= Goal =
Extract all data as written.
☆ ☆ ☆ ☆
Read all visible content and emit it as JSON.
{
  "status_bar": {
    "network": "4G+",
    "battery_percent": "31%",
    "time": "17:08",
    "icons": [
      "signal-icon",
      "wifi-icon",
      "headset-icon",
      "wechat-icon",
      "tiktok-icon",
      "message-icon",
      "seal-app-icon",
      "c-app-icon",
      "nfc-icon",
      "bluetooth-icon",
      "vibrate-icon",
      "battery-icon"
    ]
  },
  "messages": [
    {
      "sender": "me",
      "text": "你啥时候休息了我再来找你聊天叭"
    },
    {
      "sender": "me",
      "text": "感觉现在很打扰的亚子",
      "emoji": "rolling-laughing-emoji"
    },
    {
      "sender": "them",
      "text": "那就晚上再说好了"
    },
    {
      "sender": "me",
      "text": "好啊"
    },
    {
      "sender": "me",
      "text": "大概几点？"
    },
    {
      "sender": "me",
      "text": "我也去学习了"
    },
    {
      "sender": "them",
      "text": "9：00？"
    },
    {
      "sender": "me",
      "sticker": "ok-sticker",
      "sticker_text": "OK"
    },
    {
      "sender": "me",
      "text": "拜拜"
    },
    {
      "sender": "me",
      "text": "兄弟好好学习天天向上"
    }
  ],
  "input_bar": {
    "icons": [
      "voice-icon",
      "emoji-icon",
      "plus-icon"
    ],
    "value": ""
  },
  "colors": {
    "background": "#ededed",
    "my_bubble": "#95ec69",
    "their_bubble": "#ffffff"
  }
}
☆ ☆ ☆ ☆
= Answer =
Read all visible content and emit it as JSON.
{
  "status_bar": {
    "network": "4G+",
    "battery_percent": "31%",
    "time": "17:08",
    "icons": [
      "signal-icon",
      "wifi-icon",
      "headset-icon",
      "wechat-icon",
      "tiktok-icon",
      "message-icon",
      "seal-app-icon",
      "c-app-icon",
      "nfc-icon",
      "bluetooth-icon",
      "vibrate-icon",
      "battery-icon"
    ]
  },
  "messages": [
    {
      "sender": "me",
      "text": "你啥时候休息了我再来找你聊天叭"
    },
    {
      "sender": "me",
      "text": "感觉现在很打扰的亚子",
      "emoji": "rolling-laughing-emoji"
    },
    {
      "sender": "them",
      "text": "那就晚上再说好了"
    },
    {
      "sender": "me",
      "text": "好啊"
    },
    {
      "sender": "me",
      "text": "大概几点？"
    },
    {
      "sender": "me",
      "text": "我也去学习了"
    },
    {
      "sender": "them",
      "text": "9：00？"
    },
    {
      "sender": "me",
      "sticker": "ok-sticker",
      "sticker_text": "OK"
    },
    {
      "sender": "me",
      "text": "拜拜"
    },
    {
      "sender": "me",
      "text": "兄弟好好学习天天向上"
    }
  ],
  "input_bar": {
    "icons": [
      "voice-icon",
      "emoji-icon",
      "plus-icon"
    ],
    "value": ""
  },
  "colors": {
    "background": "#ededed",
    "my_bubble": "#95ec69",
    "their_bubble": "#ffffff"
  }
}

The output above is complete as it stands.